### What you should do
The records below must be written out exactly, with every picture left behind.

### Data extracted from a collection
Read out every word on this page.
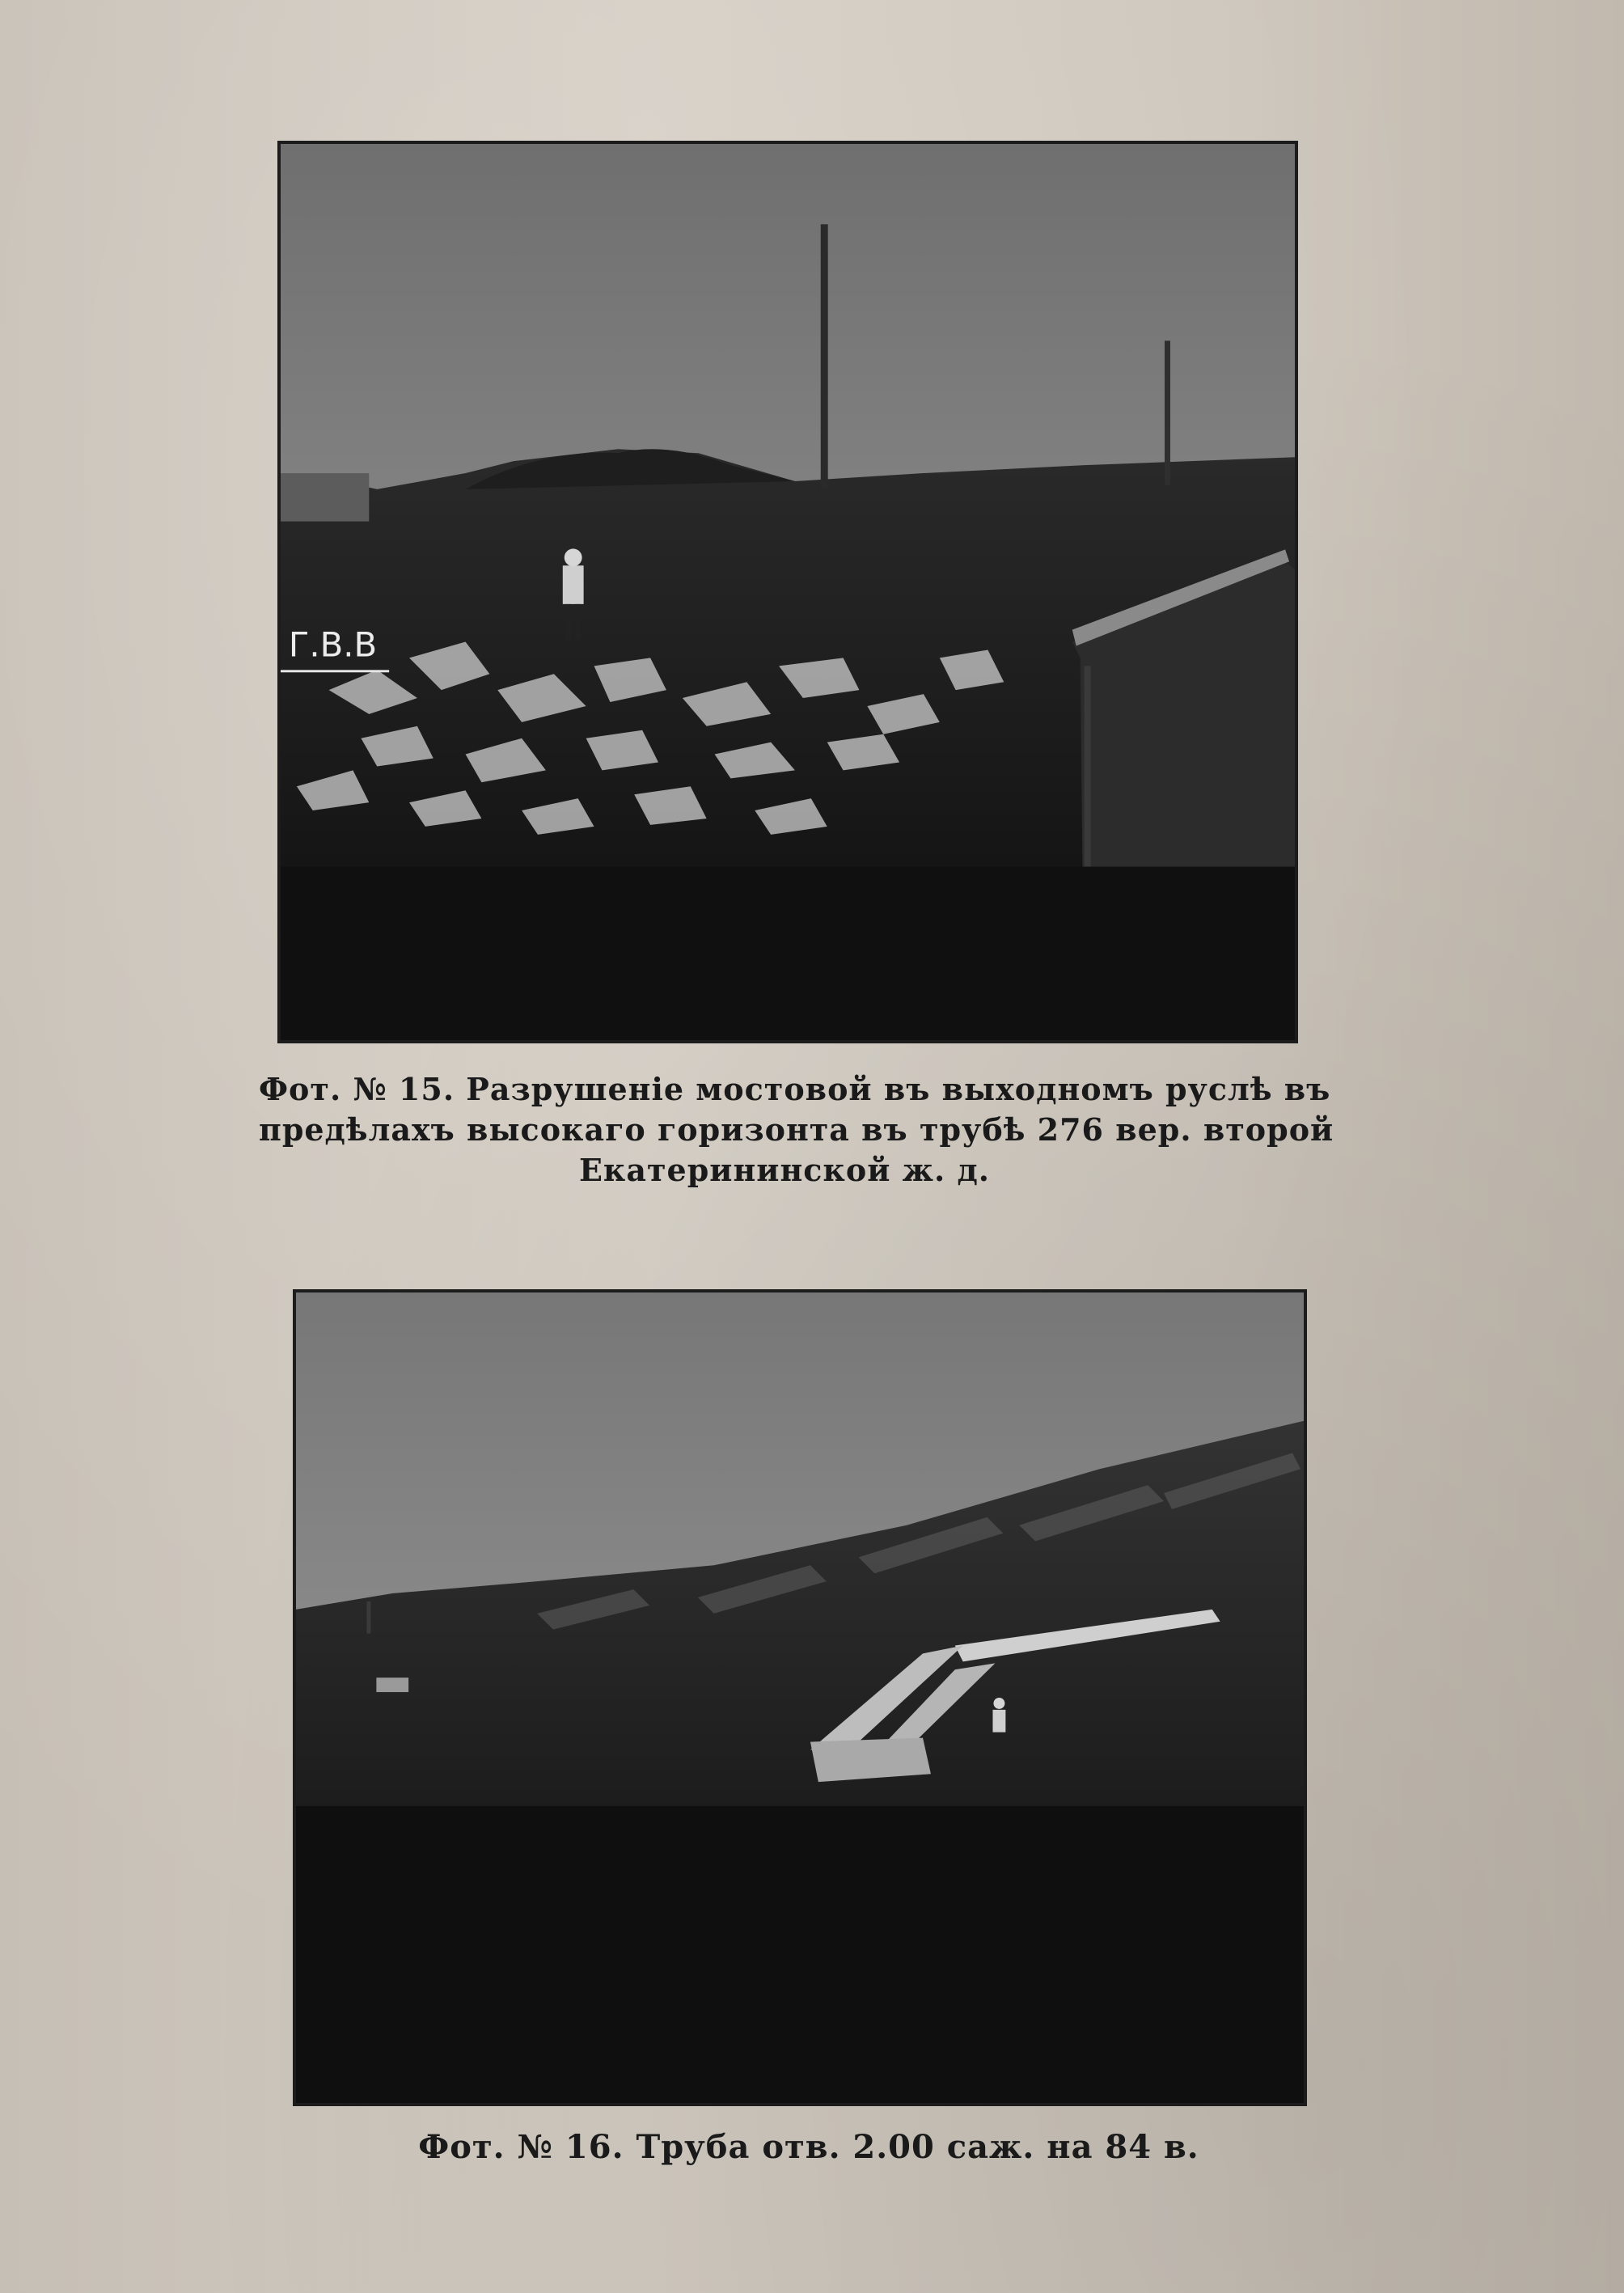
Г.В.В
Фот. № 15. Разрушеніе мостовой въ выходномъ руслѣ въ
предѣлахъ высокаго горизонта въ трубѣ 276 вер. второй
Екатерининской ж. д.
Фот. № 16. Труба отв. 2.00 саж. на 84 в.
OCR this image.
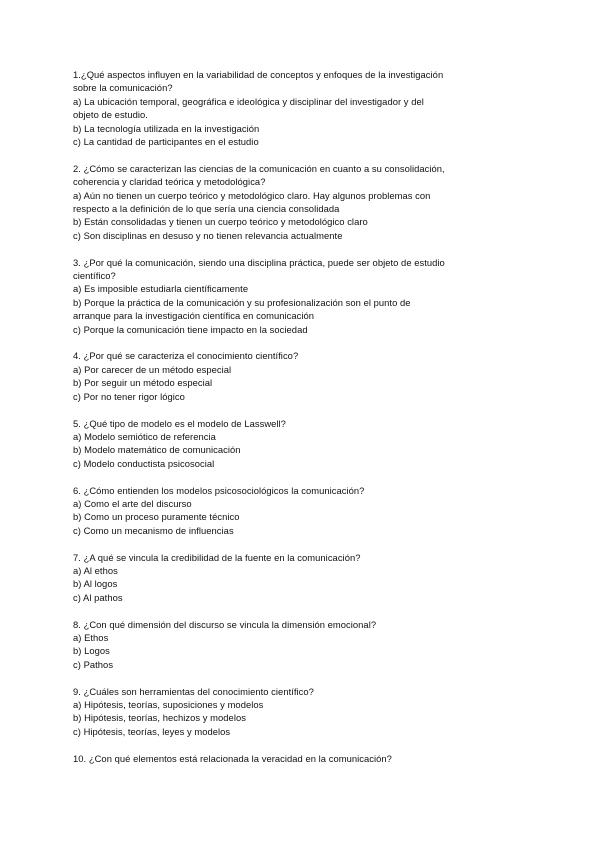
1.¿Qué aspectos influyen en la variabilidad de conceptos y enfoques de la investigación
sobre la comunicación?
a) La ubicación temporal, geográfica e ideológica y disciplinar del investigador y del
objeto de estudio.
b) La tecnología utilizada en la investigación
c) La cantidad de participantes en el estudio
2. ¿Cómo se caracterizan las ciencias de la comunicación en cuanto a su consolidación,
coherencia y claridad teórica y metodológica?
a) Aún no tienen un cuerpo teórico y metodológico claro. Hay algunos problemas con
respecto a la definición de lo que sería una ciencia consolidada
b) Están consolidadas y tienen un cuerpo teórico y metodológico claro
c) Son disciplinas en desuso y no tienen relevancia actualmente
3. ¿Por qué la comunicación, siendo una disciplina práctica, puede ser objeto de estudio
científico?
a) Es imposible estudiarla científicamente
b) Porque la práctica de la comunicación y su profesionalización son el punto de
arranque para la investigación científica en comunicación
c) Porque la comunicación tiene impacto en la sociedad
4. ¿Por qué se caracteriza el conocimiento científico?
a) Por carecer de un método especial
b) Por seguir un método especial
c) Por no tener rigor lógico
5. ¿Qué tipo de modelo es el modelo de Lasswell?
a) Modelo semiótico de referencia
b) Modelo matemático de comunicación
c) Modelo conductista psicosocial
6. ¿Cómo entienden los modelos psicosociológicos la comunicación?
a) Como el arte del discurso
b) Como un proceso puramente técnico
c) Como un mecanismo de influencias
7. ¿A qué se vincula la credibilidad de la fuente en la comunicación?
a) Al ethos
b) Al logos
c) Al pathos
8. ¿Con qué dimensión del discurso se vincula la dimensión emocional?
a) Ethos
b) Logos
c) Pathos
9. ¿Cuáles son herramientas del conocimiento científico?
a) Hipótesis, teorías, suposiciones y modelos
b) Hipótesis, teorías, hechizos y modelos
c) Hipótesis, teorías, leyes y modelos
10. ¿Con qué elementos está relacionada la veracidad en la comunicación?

### Response to the exercise
Read out every word on this page.
Г.В.В
Фот. № 15. Разрушеніе мостовой въ выходномъ руслѣ въ
предѣлахъ высокаго горизонта въ трубѣ 276 вер. второй
Екатерининской ж. д.
Фот. № 16. Труба отв. 2.00 саж. на 84 в.
OCR this image.
1.¿Qué aspectos influyen en la variabilidad de conceptos y enfoques de la investigación
sobre la comunicación?
a) La ubicación temporal, geográfica e ideológica y disciplinar del investigador y del
objeto de estudio.
b) La tecnología utilizada en la investigación
c) La cantidad de participantes en el estudio
2. ¿Cómo se caracterizan las ciencias de la comunicación en cuanto a su consolidación,
coherencia y claridad teórica y metodológica?
a) Aún no tienen un cuerpo teórico y metodológico claro. Hay algunos problemas con
respecto a la definición de lo que sería una ciencia consolidada
b) Están consolidadas y tienen un cuerpo teórico y metodológico claro
c) Son disciplinas en desuso y no tienen relevancia actualmente
3. ¿Por qué la comunicación, siendo una disciplina práctica, puede ser objeto de estudio
científico?
a) Es imposible estudiarla científicamente
b) Porque la práctica de la comunicación y su profesionalización son el punto de
arranque para la investigación científica en comunicación
c) Porque la comunicación tiene impacto en la sociedad
4. ¿Por qué se caracteriza el conocimiento científico?
a) Por carecer de un método especial
b) Por seguir un método especial
c) Por no tener rigor lógico
5. ¿Qué tipo de modelo es el modelo de Lasswell?
a) Modelo semiótico de referencia
b) Modelo matemático de comunicación
c) Modelo conductista psicosocial
6. ¿Cómo entienden los modelos psicosociológicos la comunicación?
a) Como el arte del discurso
b) Como un proceso puramente técnico
c) Como un mecanismo de influencias
7. ¿A qué se vincula la credibilidad de la fuente en la comunicación?
a) Al ethos
b) Al logos
c) Al pathos
8. ¿Con qué dimensión del discurso se vincula la dimensión emocional?
a) Ethos
b) Logos
c) Pathos
9. ¿Cuáles son herramientas del conocimiento científico?
a) Hipótesis, teorías, suposiciones y modelos
b) Hipótesis, teorías, hechizos y modelos
c) Hipótesis, teorías, leyes y modelos
10. ¿Con qué elementos está relacionada la veracidad en la comunicación?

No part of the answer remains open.